JOB:
Sift the material for lines containing "trace", and return them.

Extracted records:
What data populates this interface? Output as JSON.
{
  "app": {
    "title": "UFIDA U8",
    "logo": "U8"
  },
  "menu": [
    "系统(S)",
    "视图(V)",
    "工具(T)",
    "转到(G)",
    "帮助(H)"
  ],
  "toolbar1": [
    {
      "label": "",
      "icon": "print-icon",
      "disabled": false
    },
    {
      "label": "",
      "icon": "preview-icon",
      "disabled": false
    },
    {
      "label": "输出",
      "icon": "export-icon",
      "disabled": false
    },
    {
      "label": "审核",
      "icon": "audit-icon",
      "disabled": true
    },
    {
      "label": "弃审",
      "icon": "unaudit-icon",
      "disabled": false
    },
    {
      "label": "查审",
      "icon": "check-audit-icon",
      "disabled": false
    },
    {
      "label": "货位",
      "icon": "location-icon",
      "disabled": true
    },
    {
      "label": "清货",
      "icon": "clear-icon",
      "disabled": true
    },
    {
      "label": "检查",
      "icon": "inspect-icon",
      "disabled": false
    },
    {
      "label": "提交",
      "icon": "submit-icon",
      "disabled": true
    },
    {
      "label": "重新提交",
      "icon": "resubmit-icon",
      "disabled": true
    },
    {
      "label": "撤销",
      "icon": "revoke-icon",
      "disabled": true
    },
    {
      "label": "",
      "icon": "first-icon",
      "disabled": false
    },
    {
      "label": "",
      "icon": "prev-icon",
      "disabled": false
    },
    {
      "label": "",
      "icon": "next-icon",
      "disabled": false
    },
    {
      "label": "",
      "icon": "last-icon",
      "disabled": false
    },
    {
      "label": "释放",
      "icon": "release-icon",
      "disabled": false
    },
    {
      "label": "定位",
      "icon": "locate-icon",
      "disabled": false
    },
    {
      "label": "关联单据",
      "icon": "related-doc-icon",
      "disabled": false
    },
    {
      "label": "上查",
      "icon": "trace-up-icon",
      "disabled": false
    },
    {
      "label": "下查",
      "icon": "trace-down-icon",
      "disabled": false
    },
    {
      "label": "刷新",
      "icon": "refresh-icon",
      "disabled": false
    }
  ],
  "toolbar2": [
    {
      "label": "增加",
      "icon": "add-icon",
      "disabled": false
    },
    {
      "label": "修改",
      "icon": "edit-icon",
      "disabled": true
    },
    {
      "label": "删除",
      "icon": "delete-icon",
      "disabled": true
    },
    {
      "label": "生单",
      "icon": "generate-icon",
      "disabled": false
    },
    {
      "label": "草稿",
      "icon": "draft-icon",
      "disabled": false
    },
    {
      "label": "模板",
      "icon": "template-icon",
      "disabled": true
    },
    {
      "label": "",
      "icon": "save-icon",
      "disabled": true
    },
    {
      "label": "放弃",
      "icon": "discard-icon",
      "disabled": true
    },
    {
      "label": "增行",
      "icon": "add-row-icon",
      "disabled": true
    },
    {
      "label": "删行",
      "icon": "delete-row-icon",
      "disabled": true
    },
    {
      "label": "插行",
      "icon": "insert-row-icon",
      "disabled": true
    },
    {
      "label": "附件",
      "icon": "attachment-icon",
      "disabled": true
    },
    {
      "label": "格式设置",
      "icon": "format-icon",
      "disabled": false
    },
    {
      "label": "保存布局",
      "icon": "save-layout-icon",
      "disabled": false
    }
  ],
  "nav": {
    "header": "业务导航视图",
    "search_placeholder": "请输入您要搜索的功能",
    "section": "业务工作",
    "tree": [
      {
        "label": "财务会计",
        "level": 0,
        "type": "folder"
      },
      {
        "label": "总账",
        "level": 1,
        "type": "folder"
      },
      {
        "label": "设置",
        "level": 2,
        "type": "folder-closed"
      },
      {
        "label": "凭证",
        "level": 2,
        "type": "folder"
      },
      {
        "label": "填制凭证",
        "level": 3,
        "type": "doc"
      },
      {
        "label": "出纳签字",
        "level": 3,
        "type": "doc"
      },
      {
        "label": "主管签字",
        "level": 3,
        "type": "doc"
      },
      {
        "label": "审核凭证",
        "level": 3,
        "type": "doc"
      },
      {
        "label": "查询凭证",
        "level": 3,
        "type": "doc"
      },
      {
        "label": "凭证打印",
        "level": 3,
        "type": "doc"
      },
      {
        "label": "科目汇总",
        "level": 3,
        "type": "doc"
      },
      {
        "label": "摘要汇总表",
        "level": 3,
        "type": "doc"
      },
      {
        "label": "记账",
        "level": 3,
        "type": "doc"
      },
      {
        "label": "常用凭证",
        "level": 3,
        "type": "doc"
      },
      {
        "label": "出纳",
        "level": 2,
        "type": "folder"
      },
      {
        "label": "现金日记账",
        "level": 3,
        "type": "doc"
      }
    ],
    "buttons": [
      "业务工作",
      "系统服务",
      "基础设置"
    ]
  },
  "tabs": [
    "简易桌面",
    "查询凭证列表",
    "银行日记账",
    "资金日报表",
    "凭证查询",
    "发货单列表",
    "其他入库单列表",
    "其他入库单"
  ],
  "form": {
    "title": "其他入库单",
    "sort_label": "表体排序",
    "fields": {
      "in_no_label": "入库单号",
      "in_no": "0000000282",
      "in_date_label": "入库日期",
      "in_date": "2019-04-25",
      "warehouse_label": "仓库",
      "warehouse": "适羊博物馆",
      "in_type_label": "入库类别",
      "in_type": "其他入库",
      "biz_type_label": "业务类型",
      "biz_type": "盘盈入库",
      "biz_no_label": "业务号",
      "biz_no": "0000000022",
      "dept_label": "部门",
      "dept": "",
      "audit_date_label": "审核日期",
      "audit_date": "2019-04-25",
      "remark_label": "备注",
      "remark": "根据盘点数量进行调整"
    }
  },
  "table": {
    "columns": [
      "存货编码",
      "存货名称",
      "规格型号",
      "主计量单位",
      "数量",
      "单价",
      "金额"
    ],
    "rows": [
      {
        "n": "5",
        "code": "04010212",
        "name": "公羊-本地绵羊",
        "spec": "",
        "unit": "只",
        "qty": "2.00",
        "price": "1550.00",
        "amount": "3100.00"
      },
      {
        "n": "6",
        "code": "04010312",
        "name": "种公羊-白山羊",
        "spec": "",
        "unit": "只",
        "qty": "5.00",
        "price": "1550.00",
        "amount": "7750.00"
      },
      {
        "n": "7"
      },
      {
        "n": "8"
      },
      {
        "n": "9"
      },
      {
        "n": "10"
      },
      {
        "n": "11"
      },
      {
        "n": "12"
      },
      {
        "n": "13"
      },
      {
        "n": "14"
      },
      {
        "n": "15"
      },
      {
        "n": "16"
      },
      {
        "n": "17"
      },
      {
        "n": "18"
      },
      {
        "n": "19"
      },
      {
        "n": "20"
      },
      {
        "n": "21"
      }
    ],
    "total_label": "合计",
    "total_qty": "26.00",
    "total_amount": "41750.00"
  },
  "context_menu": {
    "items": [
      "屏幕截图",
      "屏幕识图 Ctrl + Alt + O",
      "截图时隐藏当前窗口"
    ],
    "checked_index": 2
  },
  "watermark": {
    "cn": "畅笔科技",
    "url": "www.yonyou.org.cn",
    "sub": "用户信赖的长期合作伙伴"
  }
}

FULL OUTPUT:
      "icon": "trace-up-icon",
      "icon": "trace-down-icon",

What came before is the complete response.